SET EXERCISE =>
Output all the material that follows, exactly as given.
.....
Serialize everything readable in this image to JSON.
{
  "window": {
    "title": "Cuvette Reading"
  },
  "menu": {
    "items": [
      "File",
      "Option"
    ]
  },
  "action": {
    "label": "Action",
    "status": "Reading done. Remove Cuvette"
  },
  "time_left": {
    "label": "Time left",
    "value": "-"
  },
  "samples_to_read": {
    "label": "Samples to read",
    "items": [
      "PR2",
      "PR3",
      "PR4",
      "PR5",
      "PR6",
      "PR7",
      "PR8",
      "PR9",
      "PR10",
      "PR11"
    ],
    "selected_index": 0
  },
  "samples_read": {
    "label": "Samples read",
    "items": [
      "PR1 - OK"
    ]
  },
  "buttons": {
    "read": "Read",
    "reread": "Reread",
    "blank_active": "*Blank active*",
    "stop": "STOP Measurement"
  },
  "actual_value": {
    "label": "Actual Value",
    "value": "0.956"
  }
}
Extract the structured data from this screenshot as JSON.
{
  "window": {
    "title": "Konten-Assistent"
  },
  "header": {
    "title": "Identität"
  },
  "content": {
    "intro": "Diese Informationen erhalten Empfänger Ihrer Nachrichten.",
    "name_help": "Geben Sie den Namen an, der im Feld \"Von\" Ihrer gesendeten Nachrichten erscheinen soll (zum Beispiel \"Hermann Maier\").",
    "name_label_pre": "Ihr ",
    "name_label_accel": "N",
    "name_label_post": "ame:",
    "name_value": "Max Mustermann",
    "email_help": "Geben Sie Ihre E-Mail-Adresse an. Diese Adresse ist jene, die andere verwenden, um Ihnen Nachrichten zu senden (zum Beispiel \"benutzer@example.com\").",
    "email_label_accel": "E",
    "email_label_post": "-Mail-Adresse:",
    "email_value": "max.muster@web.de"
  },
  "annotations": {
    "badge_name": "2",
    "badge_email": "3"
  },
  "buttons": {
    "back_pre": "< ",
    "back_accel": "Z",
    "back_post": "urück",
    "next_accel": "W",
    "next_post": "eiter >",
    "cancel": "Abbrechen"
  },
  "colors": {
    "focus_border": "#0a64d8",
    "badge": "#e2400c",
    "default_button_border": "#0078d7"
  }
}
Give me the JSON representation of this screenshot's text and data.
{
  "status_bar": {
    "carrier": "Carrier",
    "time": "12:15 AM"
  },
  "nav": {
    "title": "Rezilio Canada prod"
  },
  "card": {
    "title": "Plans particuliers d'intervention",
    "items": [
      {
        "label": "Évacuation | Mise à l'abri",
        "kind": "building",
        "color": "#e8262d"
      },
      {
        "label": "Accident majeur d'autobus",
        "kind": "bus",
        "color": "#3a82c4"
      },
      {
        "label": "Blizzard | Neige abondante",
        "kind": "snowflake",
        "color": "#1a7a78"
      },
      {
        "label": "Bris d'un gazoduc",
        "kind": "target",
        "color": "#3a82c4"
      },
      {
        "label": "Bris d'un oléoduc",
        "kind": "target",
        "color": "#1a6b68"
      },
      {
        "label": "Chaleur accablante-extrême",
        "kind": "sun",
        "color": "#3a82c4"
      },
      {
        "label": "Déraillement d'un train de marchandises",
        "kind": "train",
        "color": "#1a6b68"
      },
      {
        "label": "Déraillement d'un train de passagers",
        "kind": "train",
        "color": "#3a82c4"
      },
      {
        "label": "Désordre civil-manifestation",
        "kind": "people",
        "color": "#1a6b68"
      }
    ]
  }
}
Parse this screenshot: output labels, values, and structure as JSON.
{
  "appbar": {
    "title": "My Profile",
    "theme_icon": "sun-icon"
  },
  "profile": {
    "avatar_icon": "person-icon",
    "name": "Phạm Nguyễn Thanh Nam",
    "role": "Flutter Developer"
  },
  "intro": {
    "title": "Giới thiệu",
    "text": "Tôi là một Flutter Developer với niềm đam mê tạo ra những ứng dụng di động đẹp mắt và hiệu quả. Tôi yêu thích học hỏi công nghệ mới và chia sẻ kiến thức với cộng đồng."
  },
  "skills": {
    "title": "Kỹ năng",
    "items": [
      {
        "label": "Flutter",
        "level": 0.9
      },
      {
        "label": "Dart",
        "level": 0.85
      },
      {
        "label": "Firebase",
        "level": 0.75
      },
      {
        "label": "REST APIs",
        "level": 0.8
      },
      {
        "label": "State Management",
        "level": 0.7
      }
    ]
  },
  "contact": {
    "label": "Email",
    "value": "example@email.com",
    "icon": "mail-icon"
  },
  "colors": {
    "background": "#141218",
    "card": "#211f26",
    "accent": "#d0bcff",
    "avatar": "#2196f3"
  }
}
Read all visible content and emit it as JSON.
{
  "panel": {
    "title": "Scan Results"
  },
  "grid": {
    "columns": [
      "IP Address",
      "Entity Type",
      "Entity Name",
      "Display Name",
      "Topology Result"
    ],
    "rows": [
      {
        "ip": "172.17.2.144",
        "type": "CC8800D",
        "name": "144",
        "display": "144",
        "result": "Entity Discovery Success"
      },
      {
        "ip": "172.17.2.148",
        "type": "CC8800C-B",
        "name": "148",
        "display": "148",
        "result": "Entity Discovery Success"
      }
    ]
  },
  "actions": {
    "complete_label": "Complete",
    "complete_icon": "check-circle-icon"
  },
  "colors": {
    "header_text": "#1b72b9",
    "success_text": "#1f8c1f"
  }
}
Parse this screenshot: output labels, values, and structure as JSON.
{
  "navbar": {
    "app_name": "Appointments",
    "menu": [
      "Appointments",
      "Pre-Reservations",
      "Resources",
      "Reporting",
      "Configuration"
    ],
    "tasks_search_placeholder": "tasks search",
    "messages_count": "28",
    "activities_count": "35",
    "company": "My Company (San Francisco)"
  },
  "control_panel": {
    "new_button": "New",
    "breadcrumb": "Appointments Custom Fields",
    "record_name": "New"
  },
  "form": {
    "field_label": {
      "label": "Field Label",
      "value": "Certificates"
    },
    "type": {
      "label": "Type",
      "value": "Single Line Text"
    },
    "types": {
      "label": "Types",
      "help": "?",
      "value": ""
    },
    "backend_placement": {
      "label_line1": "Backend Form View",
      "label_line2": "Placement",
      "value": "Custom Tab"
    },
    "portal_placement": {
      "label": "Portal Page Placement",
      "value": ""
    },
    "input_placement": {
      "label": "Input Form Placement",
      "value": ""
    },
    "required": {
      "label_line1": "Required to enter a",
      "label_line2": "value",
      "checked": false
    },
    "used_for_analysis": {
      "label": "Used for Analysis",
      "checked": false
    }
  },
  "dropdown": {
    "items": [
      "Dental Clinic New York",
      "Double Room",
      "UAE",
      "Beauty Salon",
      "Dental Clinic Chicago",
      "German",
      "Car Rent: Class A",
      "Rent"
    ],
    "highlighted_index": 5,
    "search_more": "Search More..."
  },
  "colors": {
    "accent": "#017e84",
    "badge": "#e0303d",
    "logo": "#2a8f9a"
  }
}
.....
SOLUTION TO THIS PROBLEM =>
Serialize everything readable in this image to JSON.
{
  "window": {
    "title": "Cuvette Reading"
  },
  "menu": {
    "items": [
      "File",
      "Option"
    ]
  },
  "action": {
    "label": "Action",
    "status": "Reading done. Remove Cuvette"
  },
  "time_left": {
    "label": "Time left",
    "value": "-"
  },
  "samples_to_read": {
    "label": "Samples to read",
    "items": [
      "PR2",
      "PR3",
      "PR4",
      "PR5",
      "PR6",
      "PR7",
      "PR8",
      "PR9",
      "PR10",
      "PR11"
    ],
    "selected_index": 0
  },
  "samples_read": {
    "label": "Samples read",
    "items": [
      "PR1 - OK"
    ]
  },
  "buttons": {
    "read": "Read",
    "reread": "Reread",
    "blank_active": "*Blank active*",
    "stop": "STOP Measurement"
  },
  "actual_value": {
    "label": "Actual Value",
    "value": "0.956"
  }
}
Extract the structured data from this screenshot as JSON.
{
  "window": {
    "title": "Konten-Assistent"
  },
  "header": {
    "title": "Identität"
  },
  "content": {
    "intro": "Diese Informationen erhalten Empfänger Ihrer Nachrichten.",
    "name_help": "Geben Sie den Namen an, der im Feld \"Von\" Ihrer gesendeten Nachrichten erscheinen soll (zum Beispiel \"Hermann Maier\").",
    "name_label_pre": "Ihr ",
    "name_label_accel": "N",
    "name_label_post": "ame:",
    "name_value": "Max Mustermann",
    "email_help": "Geben Sie Ihre E-Mail-Adresse an. Diese Adresse ist jene, die andere verwenden, um Ihnen Nachrichten zu senden (zum Beispiel \"benutzer@example.com\").",
    "email_label_accel": "E",
    "email_label_post": "-Mail-Adresse:",
    "email_value": "max.muster@web.de"
  },
  "annotations": {
    "badge_name": "2",
    "badge_email": "3"
  },
  "buttons": {
    "back_pre": "< ",
    "back_accel": "Z",
    "back_post": "urück",
    "next_accel": "W",
    "next_post": "eiter >",
    "cancel": "Abbrechen"
  },
  "colors": {
    "focus_border": "#0a64d8",
    "badge": "#e2400c",
    "default_button_border": "#0078d7"
  }
}
Give me the JSON representation of this screenshot's text and data.
{
  "status_bar": {
    "carrier": "Carrier",
    "time": "12:15 AM"
  },
  "nav": {
    "title": "Rezilio Canada prod"
  },
  "card": {
    "title": "Plans particuliers d'intervention",
    "items": [
      {
        "label": "Évacuation | Mise à l'abri",
        "kind": "building",
        "color": "#e8262d"
      },
      {
        "label": "Accident majeur d'autobus",
        "kind": "bus",
        "color": "#3a82c4"
      },
      {
        "label": "Blizzard | Neige abondante",
        "kind": "snowflake",
        "color": "#1a7a78"
      },
      {
        "label": "Bris d'un gazoduc",
        "kind": "target",
        "color": "#3a82c4"
      },
      {
        "label": "Bris d'un oléoduc",
        "kind": "target",
        "color": "#1a6b68"
      },
      {
        "label": "Chaleur accablante-extrême",
        "kind": "sun",
        "color": "#3a82c4"
      },
      {
        "label": "Déraillement d'un train de marchandises",
        "kind": "train",
        "color": "#1a6b68"
      },
      {
        "label": "Déraillement d'un train de passagers",
        "kind": "train",
        "color": "#3a82c4"
      },
      {
        "label": "Désordre civil-manifestation",
        "kind": "people",
        "color": "#1a6b68"
      }
    ]
  }
}
Parse this screenshot: output labels, values, and structure as JSON.
{
  "appbar": {
    "title": "My Profile",
    "theme_icon": "sun-icon"
  },
  "profile": {
    "avatar_icon": "person-icon",
    "name": "Phạm Nguyễn Thanh Nam",
    "role": "Flutter Developer"
  },
  "intro": {
    "title": "Giới thiệu",
    "text": "Tôi là một Flutter Developer với niềm đam mê tạo ra những ứng dụng di động đẹp mắt và hiệu quả. Tôi yêu thích học hỏi công nghệ mới và chia sẻ kiến thức với cộng đồng."
  },
  "skills": {
    "title": "Kỹ năng",
    "items": [
      {
        "label": "Flutter",
        "level": 0.9
      },
      {
        "label": "Dart",
        "level": 0.85
      },
      {
        "label": "Firebase",
        "level": 0.75
      },
      {
        "label": "REST APIs",
        "level": 0.8
      },
      {
        "label": "State Management",
        "level": 0.7
      }
    ]
  },
  "contact": {
    "label": "Email",
    "value": "example@email.com",
    "icon": "mail-icon"
  },
  "colors": {
    "background": "#141218",
    "card": "#211f26",
    "accent": "#d0bcff",
    "avatar": "#2196f3"
  }
}
Read all visible content and emit it as JSON.
{
  "panel": {
    "title": "Scan Results"
  },
  "grid": {
    "columns": [
      "IP Address",
      "Entity Type",
      "Entity Name",
      "Display Name",
      "Topology Result"
    ],
    "rows": [
      {
        "ip": "172.17.2.144",
        "type": "CC8800D",
        "name": "144",
        "display": "144",
        "result": "Entity Discovery Success"
      },
      {
        "ip": "172.17.2.148",
        "type": "CC8800C-B",
        "name": "148",
        "display": "148",
        "result": "Entity Discovery Success"
      }
    ]
  },
  "actions": {
    "complete_label": "Complete",
    "complete_icon": "check-circle-icon"
  },
  "colors": {
    "header_text": "#1b72b9",
    "success_text": "#1f8c1f"
  }
}
Parse this screenshot: output labels, values, and structure as JSON.
{
  "navbar": {
    "app_name": "Appointments",
    "menu": [
      "Appointments",
      "Pre-Reservations",
      "Resources",
      "Reporting",
      "Configuration"
    ],
    "tasks_search_placeholder": "tasks search",
    "messages_count": "28",
    "activities_count": "35",
    "company": "My Company (San Francisco)"
  },
  "control_panel": {
    "new_button": "New",
    "breadcrumb": "Appointments Custom Fields",
    "record_name": "New"
  },
  "form": {
    "field_label": {
      "label": "Field Label",
      "value": "Certificates"
    },
    "type": {
      "label": "Type",
      "value": "Single Line Text"
    },
    "types": {
      "label": "Types",
      "help": "?",
      "value": ""
    },
    "backend_placement": {
      "label_line1": "Backend Form View",
      "label_line2": "Placement",
      "value": "Custom Tab"
    },
    "portal_placement": {
      "label": "Portal Page Placement",
      "value": ""
    },
    "input_placement": {
      "label": "Input Form Placement",
      "value": ""
    },
    "required": {
      "label_line1": "Required to enter a",
      "label_line2": "value",
      "checked": false
    },
    "used_for_analysis": {
      "label": "Used for Analysis",
      "checked": false
    }
  },
  "dropdown": {
    "items": [
      "Dental Clinic New York",
      "Double Room",
      "UAE",
      "Beauty Salon",
      "Dental Clinic Chicago",
      "German",
      "Car Rent: Class A",
      "Rent"
    ],
    "highlighted_index": 5,
    "search_more": "Search More..."
  },
  "colors": {
    "accent": "#017e84",
    "badge": "#e0303d",
    "logo": "#2a8f9a"
  }
}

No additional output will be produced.